Brief:
Below is a listing. Gather each line of it that contains "нарушений".

Recorded information:
* * *

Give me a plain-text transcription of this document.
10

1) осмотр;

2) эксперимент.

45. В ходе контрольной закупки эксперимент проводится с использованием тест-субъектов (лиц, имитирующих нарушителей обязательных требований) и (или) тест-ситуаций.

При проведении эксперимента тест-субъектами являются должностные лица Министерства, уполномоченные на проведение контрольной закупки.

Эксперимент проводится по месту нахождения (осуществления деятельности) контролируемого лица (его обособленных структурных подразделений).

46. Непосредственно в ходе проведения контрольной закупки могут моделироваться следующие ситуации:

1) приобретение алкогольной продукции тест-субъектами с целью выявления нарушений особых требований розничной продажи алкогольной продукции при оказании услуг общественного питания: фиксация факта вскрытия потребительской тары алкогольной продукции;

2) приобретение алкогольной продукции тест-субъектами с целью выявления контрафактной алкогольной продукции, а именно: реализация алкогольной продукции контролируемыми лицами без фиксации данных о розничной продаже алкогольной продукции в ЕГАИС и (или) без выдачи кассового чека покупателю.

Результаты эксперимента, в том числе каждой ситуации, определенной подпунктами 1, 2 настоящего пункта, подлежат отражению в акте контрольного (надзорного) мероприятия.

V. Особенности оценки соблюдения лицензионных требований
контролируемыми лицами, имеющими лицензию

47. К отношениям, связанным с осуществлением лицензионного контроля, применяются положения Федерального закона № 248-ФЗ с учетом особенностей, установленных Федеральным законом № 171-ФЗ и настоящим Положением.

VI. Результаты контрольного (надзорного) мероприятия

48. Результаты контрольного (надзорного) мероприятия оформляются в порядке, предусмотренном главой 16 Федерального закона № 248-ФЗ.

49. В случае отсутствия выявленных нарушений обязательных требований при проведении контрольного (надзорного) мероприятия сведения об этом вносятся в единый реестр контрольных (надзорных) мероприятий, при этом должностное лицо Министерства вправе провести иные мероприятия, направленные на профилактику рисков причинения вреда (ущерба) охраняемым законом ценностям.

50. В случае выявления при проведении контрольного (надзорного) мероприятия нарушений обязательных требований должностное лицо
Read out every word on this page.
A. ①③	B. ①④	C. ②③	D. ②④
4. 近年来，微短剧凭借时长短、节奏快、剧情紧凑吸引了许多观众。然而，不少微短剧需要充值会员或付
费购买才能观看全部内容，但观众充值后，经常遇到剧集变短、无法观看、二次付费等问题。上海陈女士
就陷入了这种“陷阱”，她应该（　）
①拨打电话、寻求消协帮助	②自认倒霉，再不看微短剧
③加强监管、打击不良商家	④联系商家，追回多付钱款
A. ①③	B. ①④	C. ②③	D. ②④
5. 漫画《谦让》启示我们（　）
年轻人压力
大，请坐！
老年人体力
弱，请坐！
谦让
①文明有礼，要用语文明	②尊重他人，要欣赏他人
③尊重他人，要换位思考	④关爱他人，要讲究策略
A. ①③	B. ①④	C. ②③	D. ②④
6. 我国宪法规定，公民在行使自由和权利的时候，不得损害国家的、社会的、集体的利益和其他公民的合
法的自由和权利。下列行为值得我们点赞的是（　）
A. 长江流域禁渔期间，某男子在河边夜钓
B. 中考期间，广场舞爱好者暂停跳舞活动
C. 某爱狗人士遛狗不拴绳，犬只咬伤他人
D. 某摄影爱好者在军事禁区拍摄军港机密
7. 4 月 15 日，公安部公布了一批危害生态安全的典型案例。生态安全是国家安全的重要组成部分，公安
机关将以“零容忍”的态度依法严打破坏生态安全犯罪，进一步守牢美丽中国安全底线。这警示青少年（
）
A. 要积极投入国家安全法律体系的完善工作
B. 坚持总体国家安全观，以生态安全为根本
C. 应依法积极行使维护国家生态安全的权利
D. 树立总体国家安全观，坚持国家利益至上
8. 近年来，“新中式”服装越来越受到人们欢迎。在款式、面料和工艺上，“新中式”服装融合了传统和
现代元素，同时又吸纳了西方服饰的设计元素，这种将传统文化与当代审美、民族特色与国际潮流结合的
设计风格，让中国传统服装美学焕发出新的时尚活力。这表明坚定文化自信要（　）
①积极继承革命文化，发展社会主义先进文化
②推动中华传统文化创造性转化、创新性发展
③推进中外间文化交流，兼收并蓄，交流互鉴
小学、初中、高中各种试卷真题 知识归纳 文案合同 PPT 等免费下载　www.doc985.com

* * *

Task result:
1) приобретение алкогольной продукции тест-субъектами с целью выявления нарушений особых требований розничной продажи алкогольной продукции при оказании услуг общественного питания: фиксация факта вскрытия потребительской тары алкогольной продукции;
49. В случае отсутствия выявленных нарушений обязательных требований при проведении контрольного (надзорного) мероприятия сведения об этом вносятся в единый реестр контрольных (надзорных) мероприятий, при этом должностное лицо Министерства вправе провести иные мероприятия, направленные на профилактику рисков причинения вреда (ущерба) охраняемым законом ценностям.
50. В случае выявления при проведении контрольного (надзорного) мероприятия нарушений обязательных требований должностное лицо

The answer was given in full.